Items listed in a dataset:
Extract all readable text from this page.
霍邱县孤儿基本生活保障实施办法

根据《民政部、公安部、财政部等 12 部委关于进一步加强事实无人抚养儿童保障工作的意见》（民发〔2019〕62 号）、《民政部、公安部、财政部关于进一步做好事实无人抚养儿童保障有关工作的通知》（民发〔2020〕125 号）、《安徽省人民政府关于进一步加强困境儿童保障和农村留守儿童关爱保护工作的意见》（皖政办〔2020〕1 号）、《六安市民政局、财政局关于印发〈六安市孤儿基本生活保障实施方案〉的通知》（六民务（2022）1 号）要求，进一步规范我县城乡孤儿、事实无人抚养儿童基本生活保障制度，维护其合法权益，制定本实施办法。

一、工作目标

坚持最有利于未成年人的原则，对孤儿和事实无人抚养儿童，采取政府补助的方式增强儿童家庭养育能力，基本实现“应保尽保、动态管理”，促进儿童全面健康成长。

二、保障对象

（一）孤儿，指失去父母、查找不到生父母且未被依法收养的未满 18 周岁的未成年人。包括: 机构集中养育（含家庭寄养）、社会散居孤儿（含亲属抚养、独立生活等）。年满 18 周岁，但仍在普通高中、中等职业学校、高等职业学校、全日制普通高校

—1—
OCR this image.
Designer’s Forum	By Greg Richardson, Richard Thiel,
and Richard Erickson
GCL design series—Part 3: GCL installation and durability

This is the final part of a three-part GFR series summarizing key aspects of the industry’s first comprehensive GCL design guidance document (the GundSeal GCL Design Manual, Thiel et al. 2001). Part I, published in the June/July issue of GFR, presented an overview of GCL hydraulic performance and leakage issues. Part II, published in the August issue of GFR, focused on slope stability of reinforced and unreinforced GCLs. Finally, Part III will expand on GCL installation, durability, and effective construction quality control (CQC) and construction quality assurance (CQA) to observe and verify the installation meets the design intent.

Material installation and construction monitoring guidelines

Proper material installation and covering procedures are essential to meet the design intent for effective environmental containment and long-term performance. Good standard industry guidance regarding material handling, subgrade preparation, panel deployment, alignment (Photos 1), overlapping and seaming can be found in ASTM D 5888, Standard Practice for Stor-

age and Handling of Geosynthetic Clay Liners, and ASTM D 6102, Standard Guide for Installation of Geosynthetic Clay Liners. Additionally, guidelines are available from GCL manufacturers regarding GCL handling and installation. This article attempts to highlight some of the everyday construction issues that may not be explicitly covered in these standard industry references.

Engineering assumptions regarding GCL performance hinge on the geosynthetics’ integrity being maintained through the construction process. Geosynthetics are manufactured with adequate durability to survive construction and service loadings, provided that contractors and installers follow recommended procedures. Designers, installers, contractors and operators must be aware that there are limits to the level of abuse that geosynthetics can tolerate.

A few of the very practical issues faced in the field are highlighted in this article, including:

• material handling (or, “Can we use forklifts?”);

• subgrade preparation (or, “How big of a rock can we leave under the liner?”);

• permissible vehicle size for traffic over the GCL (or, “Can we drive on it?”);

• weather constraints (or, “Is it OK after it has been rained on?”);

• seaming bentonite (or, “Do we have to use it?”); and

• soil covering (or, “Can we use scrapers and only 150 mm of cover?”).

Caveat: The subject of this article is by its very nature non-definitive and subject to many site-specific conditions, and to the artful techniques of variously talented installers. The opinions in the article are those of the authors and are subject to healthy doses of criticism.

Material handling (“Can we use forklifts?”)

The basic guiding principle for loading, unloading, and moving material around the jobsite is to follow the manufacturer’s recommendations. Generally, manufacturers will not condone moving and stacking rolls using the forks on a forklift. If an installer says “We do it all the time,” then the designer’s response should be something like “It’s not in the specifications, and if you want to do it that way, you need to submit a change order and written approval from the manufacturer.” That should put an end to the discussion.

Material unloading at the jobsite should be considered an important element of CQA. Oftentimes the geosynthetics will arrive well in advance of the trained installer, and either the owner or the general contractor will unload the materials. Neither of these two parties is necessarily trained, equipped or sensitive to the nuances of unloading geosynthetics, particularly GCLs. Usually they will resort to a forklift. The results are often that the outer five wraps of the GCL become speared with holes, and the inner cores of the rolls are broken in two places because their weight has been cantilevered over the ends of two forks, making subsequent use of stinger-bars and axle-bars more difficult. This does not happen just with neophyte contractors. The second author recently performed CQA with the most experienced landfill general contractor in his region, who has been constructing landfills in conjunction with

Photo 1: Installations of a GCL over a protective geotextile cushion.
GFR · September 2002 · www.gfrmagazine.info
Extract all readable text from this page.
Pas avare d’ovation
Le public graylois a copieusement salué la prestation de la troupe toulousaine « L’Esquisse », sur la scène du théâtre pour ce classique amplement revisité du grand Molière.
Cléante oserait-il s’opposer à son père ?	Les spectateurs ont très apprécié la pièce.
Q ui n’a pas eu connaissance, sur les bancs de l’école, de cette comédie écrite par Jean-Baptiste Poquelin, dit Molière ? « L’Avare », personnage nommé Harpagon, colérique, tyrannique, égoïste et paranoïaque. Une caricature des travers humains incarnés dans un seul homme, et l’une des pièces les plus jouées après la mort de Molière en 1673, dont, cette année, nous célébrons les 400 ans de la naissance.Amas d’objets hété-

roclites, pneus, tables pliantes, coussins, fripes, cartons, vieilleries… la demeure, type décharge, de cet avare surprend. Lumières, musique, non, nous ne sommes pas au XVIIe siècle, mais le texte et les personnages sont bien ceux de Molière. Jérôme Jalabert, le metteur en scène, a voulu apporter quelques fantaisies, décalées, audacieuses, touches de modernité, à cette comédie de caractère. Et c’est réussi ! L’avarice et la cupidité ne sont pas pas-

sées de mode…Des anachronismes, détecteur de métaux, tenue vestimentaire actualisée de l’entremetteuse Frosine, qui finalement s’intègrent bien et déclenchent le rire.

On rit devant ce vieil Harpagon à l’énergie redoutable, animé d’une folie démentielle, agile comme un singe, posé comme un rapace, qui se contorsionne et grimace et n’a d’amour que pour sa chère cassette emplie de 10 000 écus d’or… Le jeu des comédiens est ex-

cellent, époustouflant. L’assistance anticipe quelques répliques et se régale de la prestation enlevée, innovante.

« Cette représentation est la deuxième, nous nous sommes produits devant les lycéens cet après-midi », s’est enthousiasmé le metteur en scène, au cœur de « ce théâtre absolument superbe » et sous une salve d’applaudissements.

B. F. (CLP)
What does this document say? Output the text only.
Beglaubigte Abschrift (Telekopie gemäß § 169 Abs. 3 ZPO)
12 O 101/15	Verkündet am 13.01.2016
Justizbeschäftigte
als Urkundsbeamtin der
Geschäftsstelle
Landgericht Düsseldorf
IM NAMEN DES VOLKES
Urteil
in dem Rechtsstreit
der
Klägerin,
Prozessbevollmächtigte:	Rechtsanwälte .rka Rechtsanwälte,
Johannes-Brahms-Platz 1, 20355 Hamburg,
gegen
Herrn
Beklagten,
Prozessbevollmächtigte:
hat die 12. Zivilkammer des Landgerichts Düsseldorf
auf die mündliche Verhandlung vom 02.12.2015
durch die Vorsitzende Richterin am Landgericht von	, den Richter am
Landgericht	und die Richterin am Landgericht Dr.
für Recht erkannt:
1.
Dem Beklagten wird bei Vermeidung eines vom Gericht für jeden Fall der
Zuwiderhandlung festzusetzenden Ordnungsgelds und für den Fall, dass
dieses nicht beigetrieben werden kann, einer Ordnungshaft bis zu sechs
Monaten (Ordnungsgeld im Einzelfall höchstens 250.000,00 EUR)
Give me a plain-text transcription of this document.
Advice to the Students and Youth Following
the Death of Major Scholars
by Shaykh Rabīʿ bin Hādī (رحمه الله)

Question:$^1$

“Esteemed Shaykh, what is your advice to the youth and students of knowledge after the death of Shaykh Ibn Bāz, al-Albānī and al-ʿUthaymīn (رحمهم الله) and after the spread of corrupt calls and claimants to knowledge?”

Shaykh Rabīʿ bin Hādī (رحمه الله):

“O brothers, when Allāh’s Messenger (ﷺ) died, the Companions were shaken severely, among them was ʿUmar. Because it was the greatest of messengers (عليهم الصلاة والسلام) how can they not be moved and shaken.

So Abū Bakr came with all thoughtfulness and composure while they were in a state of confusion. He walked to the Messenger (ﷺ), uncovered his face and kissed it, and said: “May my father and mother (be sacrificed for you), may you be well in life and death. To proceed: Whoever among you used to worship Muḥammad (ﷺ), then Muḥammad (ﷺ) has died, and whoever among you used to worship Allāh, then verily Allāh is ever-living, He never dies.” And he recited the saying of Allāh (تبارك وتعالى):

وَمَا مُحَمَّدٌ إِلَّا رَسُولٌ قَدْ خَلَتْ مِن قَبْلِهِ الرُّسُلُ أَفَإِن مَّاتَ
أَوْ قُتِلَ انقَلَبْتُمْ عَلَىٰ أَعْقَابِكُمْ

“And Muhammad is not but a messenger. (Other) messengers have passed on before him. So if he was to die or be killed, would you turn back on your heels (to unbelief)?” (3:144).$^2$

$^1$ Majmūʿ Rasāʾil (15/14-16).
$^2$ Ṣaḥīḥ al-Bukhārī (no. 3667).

§ EXERCISE DESCRIPTION: Gather every line from the listing above in which "document" appears, and copy those lines.

§ ANSWER:
This is the final part of a three-part GFR series summarizing key aspects of the industry’s first comprehensive GCL design guidance document (the GundSeal GCL Design Manual, Thiel et al. 2001). Part I, published in the June/July issue of GFR, presented an overview of GCL hydraulic performance and leakage issues. Part II, published in the August issue of GFR, focused on slope stability of reinforced and unreinforced GCLs. Finally, Part III will expand on GCL installation, durability, and effective construction quality control (CQC) and construction quality assurance (CQA) to observe and verify the installation meets the design intent.
What does this document say? Output the text only.
Give me a plain-text transcription of this document.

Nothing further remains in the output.